*What to do*. Scan the entries below and count the lines holding the string "Variação". Supply only the number.

*Data for this task*.
──────────────────────────────

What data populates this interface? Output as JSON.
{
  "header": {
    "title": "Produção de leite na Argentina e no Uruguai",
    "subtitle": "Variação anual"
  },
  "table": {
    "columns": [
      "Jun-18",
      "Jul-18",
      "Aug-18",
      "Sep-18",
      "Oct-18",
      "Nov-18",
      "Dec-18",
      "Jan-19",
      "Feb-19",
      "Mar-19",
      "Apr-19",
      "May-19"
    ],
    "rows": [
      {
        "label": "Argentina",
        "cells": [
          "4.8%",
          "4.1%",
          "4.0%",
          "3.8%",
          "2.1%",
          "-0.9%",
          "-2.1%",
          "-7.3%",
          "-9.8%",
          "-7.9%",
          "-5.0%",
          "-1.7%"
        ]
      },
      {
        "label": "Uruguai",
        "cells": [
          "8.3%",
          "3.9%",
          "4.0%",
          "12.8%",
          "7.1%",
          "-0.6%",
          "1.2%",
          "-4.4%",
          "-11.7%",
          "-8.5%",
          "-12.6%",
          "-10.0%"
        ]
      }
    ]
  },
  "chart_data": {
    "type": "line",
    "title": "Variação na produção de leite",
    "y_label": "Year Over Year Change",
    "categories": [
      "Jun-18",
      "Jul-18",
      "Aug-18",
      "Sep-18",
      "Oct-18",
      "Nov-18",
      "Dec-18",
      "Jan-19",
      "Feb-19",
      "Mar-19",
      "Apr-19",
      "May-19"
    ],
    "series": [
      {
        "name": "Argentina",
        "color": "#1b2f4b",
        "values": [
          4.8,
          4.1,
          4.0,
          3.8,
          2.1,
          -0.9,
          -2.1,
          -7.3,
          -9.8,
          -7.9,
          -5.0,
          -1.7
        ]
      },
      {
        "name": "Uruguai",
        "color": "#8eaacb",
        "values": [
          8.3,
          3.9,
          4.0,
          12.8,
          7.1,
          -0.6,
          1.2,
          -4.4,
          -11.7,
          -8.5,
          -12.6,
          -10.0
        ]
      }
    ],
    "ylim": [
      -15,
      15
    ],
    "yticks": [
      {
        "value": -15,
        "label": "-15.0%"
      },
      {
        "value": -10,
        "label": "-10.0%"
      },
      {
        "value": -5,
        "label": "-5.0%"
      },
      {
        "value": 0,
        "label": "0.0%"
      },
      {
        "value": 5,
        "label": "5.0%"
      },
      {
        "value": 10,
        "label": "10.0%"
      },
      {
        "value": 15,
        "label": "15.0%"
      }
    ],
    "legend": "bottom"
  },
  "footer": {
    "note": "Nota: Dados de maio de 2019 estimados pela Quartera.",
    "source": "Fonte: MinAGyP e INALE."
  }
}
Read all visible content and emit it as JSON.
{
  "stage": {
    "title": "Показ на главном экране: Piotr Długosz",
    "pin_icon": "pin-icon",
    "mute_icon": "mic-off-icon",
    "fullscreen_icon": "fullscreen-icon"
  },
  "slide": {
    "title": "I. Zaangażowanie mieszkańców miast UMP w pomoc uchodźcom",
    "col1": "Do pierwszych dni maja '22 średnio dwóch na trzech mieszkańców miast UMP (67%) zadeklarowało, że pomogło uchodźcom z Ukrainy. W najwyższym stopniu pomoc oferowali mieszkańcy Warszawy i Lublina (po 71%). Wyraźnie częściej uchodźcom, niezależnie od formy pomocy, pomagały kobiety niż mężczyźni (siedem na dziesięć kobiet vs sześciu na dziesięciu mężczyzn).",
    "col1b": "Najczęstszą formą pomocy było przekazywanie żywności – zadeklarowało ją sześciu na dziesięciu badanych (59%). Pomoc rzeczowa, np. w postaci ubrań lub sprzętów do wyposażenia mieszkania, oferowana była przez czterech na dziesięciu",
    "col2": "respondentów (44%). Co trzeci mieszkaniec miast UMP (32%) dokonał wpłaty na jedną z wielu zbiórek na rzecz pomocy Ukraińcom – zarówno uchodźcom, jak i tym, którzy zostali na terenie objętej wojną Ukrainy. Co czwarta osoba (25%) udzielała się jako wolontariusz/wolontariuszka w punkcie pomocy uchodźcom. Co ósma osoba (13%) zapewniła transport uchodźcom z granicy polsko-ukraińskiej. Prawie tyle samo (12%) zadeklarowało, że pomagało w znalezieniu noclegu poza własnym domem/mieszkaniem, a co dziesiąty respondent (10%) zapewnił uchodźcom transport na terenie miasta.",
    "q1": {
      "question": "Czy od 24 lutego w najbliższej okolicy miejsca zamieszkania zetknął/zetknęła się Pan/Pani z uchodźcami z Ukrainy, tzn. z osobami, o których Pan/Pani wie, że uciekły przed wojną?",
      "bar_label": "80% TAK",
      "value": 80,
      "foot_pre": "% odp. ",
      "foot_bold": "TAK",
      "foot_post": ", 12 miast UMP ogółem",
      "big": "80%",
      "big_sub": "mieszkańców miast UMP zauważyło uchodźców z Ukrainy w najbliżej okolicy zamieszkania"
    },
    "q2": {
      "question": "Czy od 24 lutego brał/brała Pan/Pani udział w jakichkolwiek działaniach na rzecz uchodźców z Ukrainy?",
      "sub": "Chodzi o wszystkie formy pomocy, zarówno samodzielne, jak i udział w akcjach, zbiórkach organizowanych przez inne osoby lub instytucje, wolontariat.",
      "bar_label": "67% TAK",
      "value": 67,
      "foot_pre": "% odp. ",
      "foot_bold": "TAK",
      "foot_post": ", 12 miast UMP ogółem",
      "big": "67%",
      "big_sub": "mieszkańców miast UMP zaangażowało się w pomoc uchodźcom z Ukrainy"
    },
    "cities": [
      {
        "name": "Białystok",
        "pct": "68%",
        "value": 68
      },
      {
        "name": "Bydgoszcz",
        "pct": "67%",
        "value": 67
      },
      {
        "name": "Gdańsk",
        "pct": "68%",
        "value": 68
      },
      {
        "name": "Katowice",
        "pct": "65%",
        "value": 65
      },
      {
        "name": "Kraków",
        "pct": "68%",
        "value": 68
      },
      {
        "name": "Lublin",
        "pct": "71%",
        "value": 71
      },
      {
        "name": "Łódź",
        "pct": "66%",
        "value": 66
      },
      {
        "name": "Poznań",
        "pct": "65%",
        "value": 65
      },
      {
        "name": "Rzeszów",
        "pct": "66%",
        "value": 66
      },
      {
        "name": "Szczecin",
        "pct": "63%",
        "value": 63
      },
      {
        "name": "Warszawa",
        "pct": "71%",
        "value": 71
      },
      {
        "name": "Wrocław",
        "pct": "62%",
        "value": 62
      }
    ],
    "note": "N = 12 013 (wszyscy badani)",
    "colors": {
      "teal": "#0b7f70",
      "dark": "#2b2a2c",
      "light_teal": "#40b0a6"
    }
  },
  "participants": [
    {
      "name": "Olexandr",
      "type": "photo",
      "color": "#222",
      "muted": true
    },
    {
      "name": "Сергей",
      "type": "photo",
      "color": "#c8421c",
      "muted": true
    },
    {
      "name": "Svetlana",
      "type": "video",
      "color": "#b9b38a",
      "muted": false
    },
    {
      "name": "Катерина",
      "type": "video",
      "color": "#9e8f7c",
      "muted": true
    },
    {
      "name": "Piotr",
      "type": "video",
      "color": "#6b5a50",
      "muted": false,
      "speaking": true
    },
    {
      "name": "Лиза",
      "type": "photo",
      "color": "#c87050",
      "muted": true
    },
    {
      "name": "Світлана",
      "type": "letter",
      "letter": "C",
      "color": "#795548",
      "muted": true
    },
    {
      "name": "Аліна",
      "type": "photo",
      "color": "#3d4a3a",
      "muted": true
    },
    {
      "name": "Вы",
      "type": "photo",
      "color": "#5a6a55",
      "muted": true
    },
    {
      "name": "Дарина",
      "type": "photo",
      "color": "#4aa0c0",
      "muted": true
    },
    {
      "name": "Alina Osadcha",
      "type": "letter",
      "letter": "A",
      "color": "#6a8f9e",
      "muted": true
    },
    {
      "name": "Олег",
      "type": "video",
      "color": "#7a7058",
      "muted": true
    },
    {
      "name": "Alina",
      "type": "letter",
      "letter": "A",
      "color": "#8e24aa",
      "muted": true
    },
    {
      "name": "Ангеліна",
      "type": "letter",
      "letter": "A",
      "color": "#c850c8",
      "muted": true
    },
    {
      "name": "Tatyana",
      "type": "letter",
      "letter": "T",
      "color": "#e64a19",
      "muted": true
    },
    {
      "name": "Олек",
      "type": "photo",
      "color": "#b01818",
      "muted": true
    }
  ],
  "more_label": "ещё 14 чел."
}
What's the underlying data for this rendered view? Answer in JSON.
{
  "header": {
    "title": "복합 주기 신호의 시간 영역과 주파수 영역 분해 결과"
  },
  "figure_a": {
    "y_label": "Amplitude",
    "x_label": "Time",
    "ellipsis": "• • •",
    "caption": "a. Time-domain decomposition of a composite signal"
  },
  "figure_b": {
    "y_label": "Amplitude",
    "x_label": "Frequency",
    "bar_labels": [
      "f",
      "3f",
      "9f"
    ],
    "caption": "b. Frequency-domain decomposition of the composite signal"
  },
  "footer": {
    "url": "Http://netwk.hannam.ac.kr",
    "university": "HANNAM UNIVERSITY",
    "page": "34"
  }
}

──────────────────────────────

*Answer below*. 2